**Problem details:** Go through each line of the records below and count those with the word "Executive"; give only the total.

**Record set:**
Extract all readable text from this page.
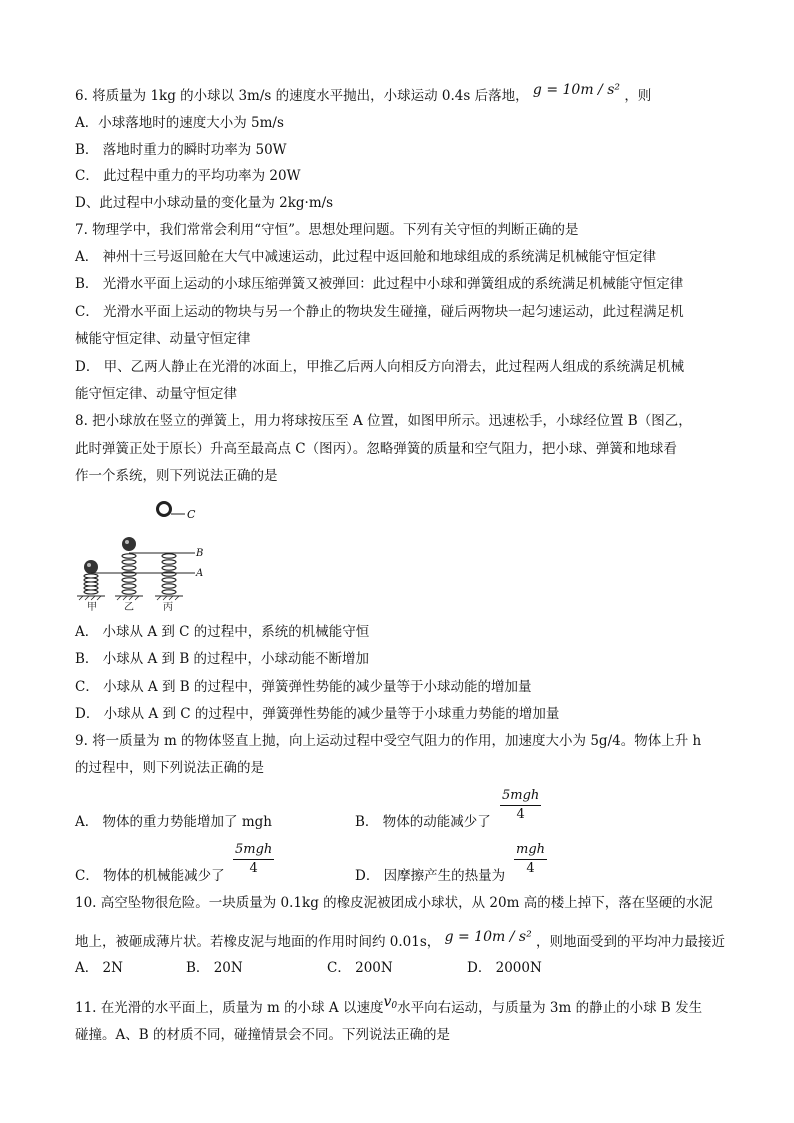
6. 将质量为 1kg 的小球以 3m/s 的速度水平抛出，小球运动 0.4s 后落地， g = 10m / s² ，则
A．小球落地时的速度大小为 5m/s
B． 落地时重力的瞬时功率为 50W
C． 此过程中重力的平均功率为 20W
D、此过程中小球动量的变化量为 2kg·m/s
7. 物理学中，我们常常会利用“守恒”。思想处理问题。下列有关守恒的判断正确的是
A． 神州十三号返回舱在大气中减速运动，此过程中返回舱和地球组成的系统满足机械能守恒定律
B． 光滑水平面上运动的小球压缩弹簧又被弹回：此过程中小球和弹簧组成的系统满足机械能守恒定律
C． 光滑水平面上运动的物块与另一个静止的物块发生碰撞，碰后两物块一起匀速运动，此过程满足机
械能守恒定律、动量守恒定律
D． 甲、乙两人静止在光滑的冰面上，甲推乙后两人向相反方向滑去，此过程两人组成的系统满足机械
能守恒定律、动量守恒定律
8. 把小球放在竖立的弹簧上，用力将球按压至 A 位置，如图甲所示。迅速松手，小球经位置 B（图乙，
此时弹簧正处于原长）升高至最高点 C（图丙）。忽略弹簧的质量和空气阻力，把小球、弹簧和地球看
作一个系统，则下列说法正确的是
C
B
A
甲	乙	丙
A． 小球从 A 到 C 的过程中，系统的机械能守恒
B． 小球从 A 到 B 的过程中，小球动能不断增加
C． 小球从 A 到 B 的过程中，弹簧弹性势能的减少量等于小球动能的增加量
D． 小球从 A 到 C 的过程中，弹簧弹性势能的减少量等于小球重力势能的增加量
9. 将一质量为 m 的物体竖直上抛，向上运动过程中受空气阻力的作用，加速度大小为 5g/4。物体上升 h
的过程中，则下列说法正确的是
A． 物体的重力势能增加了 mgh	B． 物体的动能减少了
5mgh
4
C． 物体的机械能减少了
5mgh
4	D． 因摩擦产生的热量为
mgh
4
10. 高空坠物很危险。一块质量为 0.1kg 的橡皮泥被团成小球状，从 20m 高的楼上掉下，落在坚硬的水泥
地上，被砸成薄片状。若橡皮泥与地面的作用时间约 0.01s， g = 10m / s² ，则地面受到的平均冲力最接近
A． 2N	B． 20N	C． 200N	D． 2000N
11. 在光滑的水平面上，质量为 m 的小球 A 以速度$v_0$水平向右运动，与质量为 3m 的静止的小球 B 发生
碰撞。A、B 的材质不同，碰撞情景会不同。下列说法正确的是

---

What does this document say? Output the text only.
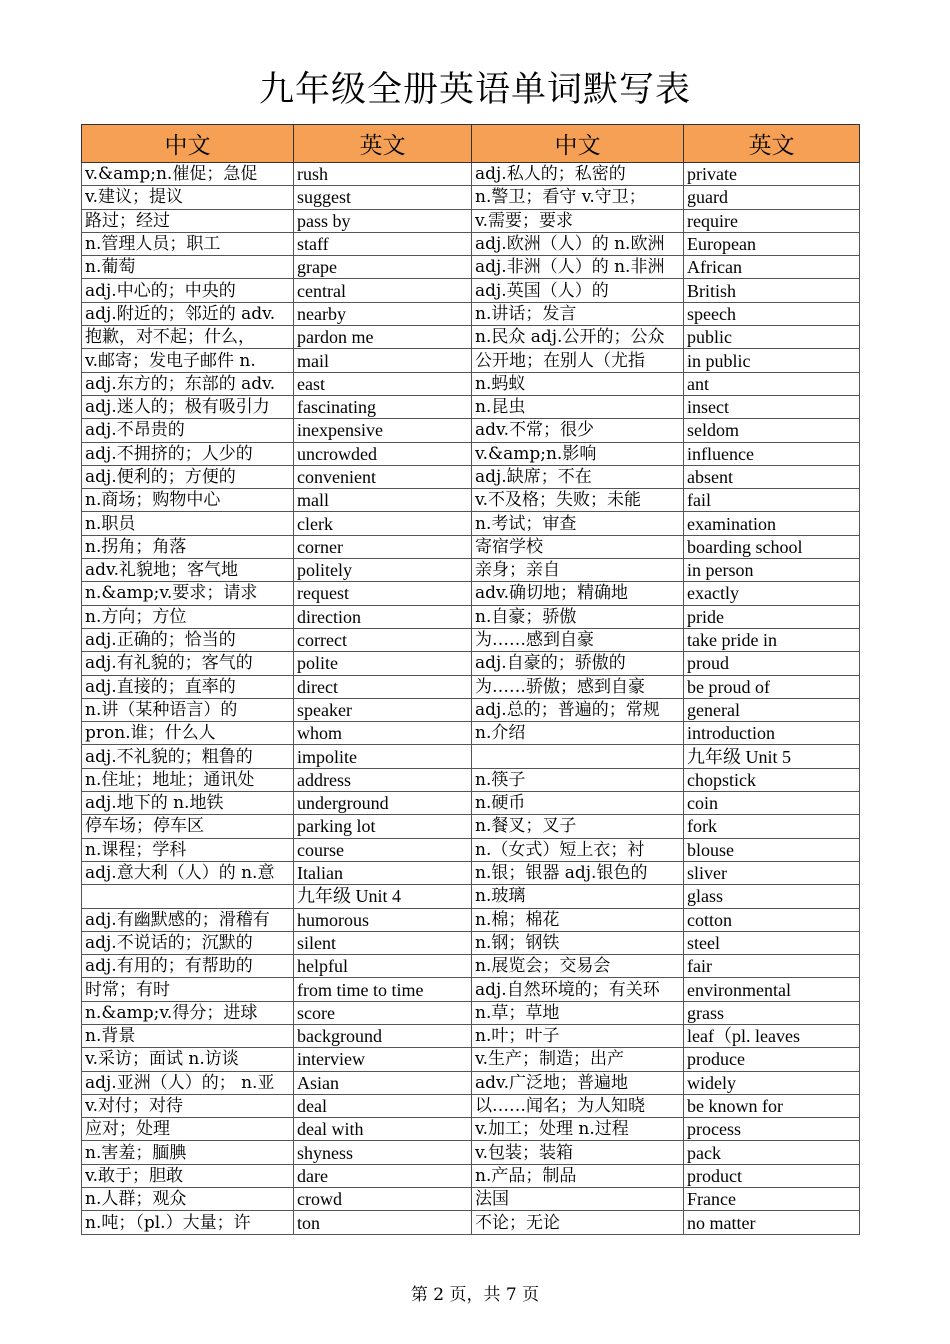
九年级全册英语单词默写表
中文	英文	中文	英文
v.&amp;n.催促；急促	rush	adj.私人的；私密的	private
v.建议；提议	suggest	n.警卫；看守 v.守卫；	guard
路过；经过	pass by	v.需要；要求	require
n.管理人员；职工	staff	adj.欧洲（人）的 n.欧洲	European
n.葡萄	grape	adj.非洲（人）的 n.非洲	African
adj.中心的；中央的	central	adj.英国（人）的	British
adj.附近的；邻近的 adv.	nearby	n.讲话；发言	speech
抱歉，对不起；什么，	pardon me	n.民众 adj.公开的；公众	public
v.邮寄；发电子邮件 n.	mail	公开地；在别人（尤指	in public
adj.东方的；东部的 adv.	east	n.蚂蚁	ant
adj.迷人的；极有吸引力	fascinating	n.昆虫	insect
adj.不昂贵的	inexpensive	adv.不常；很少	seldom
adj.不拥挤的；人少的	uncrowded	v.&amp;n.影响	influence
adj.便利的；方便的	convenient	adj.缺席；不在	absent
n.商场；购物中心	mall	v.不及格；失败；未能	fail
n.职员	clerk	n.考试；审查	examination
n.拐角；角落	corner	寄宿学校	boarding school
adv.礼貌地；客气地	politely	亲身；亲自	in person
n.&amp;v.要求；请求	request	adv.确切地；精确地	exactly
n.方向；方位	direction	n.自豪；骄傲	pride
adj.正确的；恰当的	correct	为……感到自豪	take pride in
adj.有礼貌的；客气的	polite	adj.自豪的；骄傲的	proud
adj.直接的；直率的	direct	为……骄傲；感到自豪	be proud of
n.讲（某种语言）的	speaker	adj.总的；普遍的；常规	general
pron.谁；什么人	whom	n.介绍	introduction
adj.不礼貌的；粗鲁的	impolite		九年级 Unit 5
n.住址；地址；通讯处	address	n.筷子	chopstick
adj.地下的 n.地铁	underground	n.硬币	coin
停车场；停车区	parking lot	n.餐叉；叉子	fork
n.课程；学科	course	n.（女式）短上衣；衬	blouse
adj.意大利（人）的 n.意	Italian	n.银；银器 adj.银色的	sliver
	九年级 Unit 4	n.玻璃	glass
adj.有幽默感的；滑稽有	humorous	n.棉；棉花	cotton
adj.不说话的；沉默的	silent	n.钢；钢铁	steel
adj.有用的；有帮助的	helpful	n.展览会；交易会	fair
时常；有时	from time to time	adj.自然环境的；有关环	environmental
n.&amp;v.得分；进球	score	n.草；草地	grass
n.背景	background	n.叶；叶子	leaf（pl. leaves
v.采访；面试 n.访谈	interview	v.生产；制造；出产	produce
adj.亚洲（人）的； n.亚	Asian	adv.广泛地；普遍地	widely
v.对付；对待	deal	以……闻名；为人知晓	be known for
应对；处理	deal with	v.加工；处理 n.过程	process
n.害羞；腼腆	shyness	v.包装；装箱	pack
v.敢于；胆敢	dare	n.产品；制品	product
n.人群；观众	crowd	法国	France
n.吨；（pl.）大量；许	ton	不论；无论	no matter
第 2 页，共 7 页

---

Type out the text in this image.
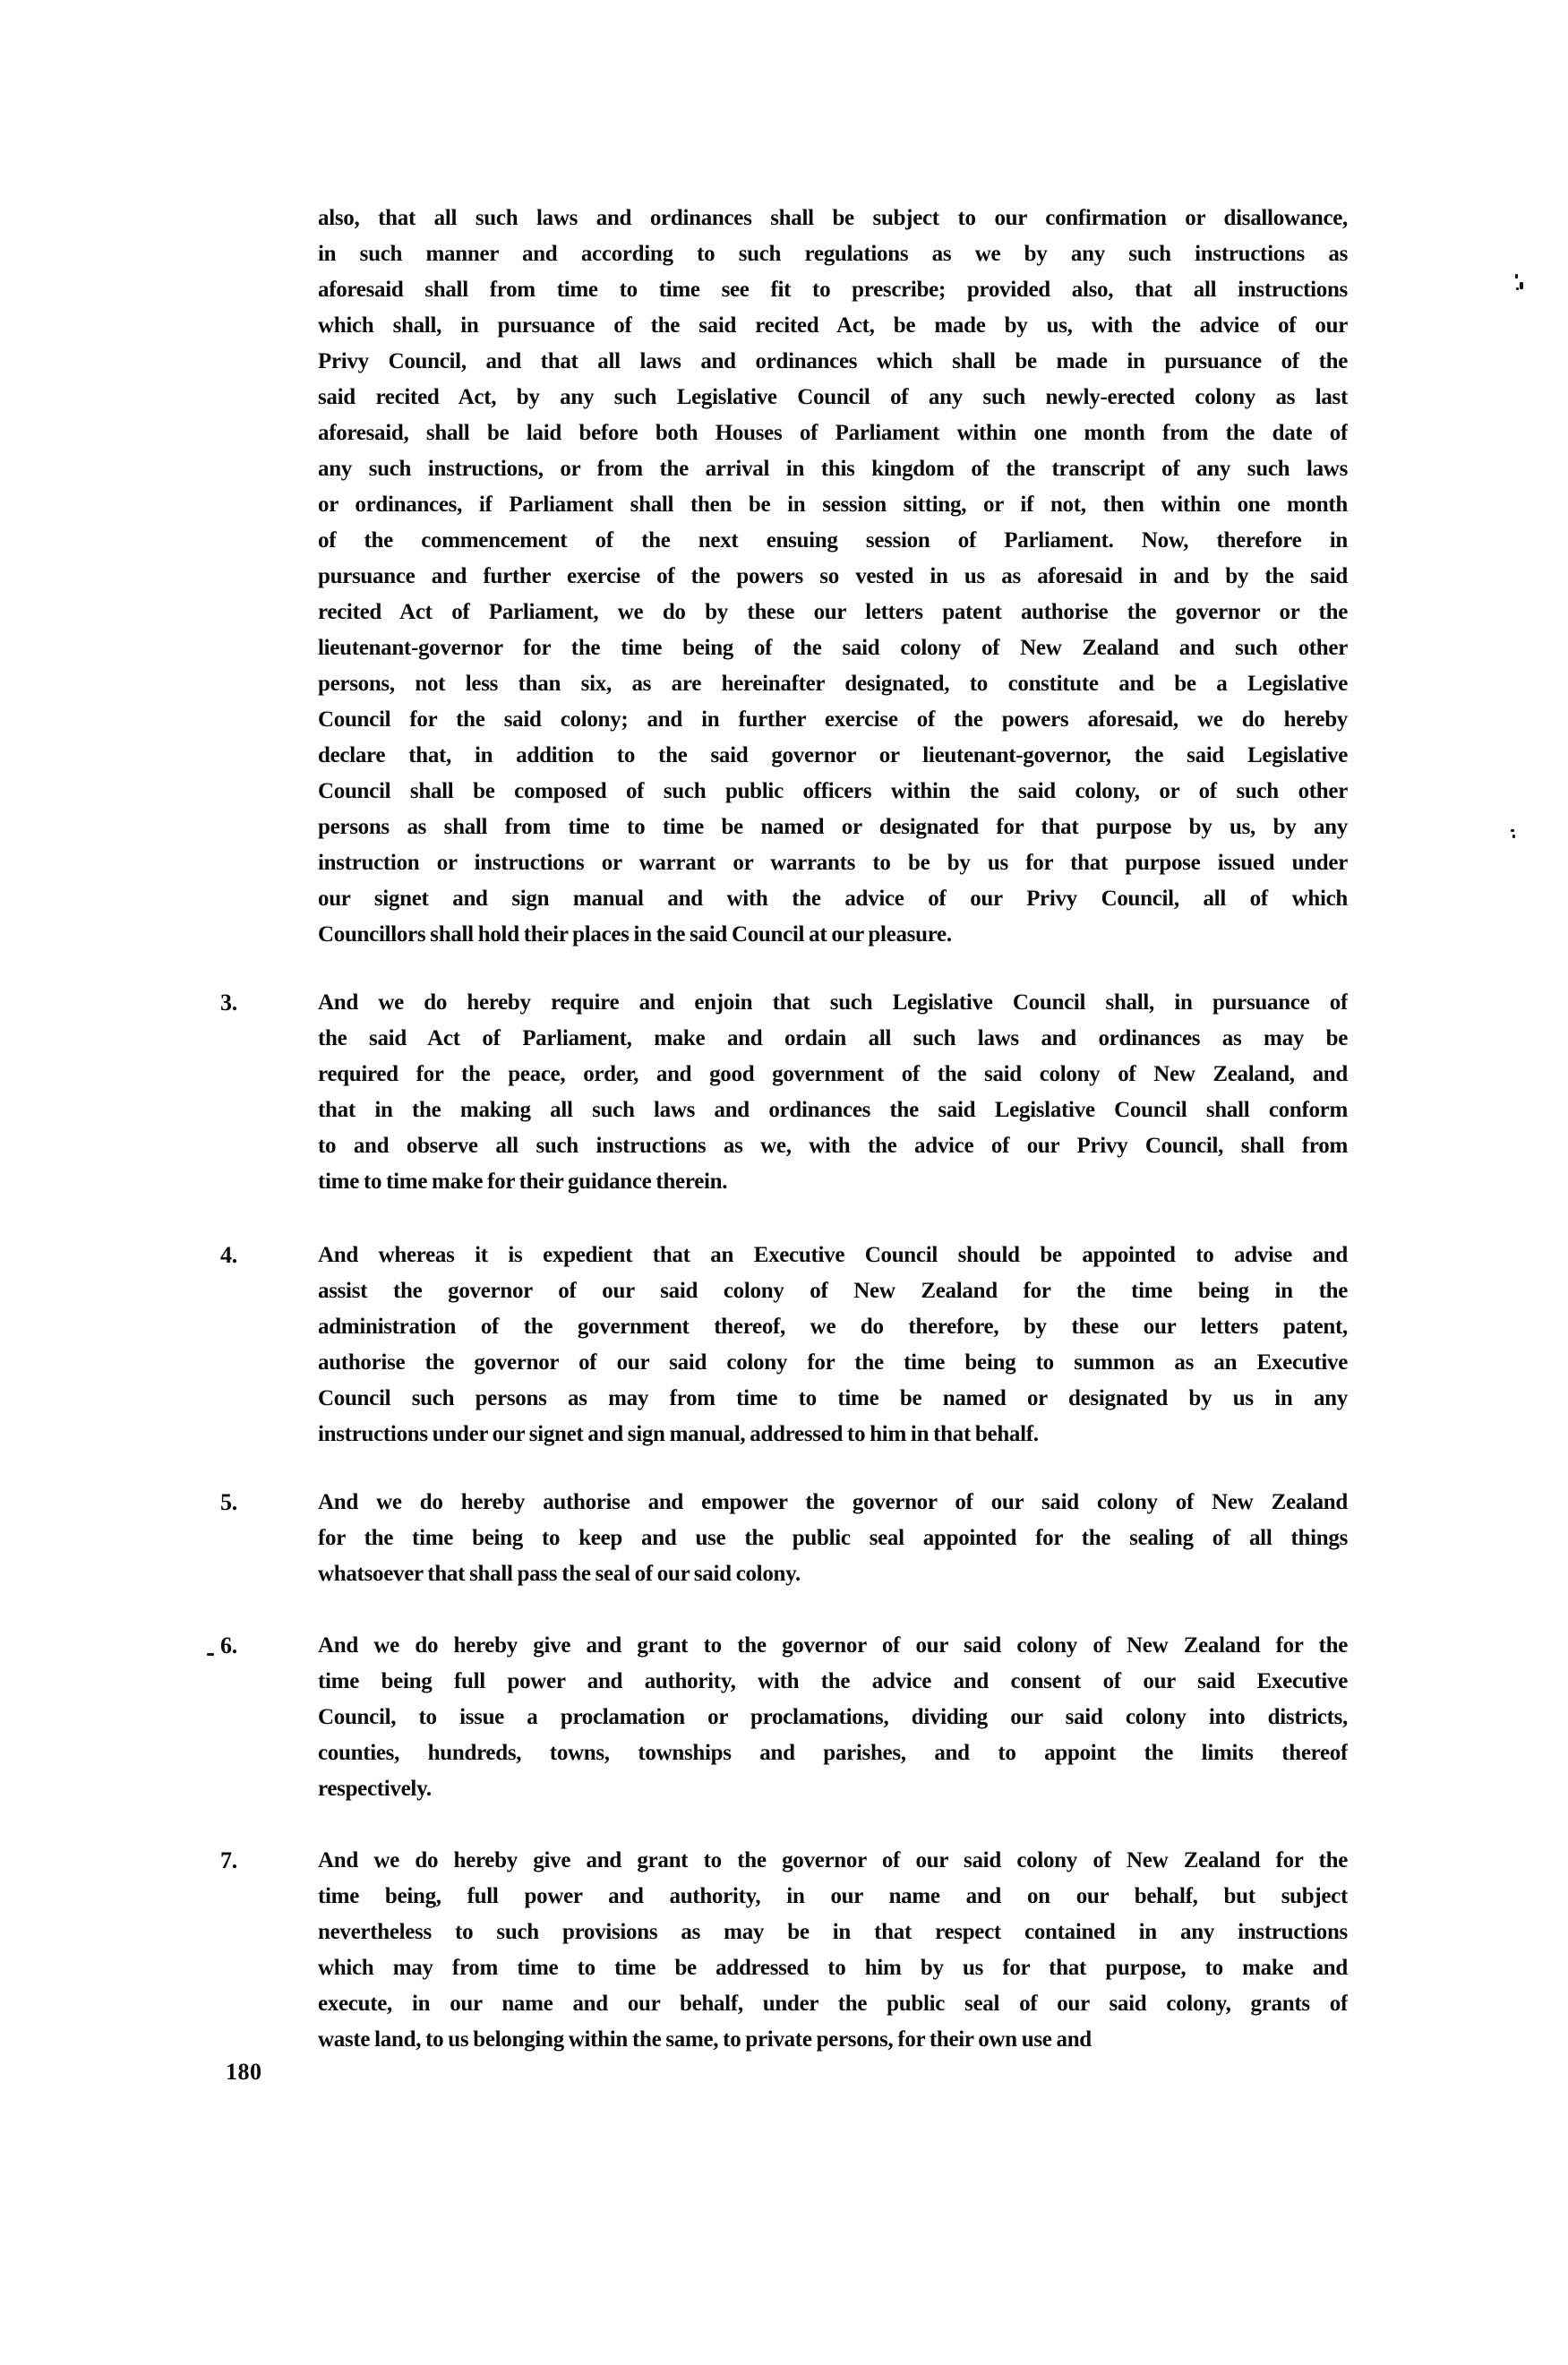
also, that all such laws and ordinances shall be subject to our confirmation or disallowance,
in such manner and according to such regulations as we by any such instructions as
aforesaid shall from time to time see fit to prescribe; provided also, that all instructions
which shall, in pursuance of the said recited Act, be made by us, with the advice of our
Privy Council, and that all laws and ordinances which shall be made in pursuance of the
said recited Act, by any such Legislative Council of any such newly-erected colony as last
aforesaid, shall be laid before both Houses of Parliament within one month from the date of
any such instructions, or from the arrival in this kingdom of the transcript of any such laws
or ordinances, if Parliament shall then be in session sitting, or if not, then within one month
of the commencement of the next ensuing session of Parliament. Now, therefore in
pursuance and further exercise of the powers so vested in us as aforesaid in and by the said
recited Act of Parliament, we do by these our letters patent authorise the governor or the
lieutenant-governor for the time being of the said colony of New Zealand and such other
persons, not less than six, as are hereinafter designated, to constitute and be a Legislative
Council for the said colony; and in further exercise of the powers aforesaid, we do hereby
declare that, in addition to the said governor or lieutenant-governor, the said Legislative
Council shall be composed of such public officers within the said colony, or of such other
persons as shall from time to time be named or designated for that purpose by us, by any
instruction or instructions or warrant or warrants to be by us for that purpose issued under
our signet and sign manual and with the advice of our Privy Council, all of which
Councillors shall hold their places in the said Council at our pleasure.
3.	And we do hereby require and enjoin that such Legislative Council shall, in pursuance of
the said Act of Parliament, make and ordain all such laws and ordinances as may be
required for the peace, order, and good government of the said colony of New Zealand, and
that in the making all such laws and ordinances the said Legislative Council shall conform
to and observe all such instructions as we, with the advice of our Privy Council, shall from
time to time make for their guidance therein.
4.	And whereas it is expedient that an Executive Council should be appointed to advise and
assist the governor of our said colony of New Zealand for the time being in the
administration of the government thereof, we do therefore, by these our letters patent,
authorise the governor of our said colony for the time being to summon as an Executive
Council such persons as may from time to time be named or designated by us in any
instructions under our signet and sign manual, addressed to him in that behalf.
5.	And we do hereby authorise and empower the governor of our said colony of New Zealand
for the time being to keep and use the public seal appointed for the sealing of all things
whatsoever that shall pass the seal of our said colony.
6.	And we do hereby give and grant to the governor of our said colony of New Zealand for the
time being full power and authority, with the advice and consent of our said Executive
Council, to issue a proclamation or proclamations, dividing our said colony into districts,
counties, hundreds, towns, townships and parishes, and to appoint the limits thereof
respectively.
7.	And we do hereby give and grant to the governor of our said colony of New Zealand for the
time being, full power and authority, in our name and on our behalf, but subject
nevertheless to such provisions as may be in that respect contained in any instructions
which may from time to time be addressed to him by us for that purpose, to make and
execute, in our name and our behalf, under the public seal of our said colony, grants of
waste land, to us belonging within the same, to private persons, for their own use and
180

**Right answer:** 3